= AIM =
Switch each "refline-label" to "reference-line-label" in the records from their start up to and including the line with "256, 578, 267]". Return only those lines, with everything else left unchanged.
━━━━━ PROVIDED RECORDS ━━━━━
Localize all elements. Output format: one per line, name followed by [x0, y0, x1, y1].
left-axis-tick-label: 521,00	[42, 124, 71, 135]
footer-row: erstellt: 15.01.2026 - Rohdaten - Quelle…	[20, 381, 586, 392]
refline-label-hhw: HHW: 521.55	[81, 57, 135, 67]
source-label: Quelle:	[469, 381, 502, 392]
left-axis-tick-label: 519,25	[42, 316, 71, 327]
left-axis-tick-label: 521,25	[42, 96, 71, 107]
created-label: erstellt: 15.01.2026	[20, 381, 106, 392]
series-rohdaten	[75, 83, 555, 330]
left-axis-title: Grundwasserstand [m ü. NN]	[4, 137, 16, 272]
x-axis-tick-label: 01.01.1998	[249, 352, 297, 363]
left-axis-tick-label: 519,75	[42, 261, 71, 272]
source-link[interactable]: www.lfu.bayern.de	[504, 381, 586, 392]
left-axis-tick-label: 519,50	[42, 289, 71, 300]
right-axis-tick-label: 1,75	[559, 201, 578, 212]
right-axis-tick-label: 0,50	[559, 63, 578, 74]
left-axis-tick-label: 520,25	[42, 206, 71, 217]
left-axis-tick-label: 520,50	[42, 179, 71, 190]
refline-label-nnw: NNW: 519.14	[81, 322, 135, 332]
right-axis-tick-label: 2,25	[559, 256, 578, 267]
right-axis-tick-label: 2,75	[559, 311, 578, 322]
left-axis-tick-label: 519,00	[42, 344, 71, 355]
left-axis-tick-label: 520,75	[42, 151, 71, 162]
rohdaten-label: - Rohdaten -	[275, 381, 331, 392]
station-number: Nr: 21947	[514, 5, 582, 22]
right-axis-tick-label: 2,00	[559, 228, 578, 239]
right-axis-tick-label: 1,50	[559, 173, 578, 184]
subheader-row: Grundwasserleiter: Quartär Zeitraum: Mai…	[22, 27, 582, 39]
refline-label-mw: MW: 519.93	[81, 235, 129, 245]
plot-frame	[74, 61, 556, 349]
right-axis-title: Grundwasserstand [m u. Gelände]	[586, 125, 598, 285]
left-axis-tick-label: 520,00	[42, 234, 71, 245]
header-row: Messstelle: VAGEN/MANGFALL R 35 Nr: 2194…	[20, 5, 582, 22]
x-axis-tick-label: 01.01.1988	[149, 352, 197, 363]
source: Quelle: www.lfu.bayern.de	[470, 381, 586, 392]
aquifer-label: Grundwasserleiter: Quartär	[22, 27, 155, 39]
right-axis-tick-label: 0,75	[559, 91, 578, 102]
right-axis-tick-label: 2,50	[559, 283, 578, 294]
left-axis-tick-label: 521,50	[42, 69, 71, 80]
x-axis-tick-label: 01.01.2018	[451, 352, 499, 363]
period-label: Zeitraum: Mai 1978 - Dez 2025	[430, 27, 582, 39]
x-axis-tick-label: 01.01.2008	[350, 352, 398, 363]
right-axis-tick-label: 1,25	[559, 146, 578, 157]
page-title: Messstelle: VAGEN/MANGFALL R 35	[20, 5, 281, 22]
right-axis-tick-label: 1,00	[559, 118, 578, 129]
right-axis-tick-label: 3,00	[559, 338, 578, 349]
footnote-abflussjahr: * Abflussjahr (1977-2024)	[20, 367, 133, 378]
━━━━━
= THE OUTPUT =
Localize all elements. Output format: one per line, name followed by [x0, y0, x1, y1].
left-axis-tick-label: 521,00	[42, 124, 71, 135]
footer-row: erstellt: 15.01.2026 - Rohdaten - Quelle…	[20, 381, 586, 392]
reference-line-label-hhw: HHW: 521.55	[81, 57, 135, 67]
source-label: Quelle:	[469, 381, 502, 392]
left-axis-tick-label: 519,25	[42, 316, 71, 327]
left-axis-tick-label: 521,25	[42, 96, 71, 107]
created-label: erstellt: 15.01.2026	[20, 381, 106, 392]
series-rohdaten	[75, 83, 555, 330]
left-axis-title: Grundwasserstand [m ü. NN]	[4, 137, 16, 272]
x-axis-tick-label: 01.01.1998	[249, 352, 297, 363]
left-axis-tick-label: 519,75	[42, 261, 71, 272]
source-link[interactable]: www.lfu.bayern.de	[504, 381, 586, 392]
left-axis-tick-label: 519,50	[42, 289, 71, 300]
right-axis-tick-label: 1,75	[559, 201, 578, 212]
right-axis-tick-label: 0,50	[559, 63, 578, 74]
left-axis-tick-label: 520,25	[42, 206, 71, 217]
left-axis-tick-label: 520,50	[42, 179, 71, 190]
reference-line-label-nnw: NNW: 519.14	[81, 322, 135, 332]
right-axis-tick-label: 2,25	[559, 256, 578, 267]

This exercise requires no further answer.